— begin Dataset —

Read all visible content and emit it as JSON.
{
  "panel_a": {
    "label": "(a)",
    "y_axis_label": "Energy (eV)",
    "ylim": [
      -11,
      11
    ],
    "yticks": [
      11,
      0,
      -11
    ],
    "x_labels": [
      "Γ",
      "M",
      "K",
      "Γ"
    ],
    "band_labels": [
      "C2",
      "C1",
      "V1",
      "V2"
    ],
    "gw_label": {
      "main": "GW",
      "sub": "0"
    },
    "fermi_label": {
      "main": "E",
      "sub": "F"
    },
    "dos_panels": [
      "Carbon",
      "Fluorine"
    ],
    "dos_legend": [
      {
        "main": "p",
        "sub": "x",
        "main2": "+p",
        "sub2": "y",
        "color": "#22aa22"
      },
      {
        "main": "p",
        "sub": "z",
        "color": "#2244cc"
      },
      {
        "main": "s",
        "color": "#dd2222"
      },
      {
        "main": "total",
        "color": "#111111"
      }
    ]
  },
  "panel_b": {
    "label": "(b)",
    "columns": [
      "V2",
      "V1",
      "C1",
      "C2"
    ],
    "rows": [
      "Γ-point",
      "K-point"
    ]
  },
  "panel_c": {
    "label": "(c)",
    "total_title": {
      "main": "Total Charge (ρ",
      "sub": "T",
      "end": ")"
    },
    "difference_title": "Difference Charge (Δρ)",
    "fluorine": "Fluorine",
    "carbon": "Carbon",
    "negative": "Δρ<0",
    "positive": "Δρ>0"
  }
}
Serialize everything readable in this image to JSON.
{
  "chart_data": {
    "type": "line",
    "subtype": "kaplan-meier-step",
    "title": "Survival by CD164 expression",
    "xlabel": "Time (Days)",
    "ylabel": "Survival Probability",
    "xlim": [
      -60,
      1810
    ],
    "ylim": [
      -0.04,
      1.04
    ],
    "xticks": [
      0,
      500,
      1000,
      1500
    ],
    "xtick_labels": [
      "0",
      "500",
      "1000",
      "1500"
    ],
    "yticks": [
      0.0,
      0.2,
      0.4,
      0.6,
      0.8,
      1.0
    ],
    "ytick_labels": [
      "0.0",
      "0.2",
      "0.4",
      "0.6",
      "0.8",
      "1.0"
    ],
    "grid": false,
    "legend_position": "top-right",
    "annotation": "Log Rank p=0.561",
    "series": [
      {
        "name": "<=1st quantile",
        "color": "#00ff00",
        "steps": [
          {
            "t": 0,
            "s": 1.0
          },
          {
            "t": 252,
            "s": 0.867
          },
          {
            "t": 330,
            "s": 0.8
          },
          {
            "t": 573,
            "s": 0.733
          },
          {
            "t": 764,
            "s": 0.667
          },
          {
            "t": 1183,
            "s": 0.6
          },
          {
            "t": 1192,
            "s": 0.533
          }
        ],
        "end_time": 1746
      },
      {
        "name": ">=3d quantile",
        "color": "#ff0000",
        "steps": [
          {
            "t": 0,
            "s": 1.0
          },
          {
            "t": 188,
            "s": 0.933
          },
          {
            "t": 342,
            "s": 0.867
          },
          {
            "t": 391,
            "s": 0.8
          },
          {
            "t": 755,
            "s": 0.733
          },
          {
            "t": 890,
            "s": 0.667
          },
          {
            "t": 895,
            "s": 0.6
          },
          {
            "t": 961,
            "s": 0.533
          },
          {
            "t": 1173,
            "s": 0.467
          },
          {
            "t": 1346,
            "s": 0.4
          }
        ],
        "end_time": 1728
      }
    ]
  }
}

— end Dataset —

Task prompt: Scan the lines above for "Survival", then copy every one that has it.

Worked answer:
    "title": "Survival by CD164 expression",
    "ylabel": "Survival Probability",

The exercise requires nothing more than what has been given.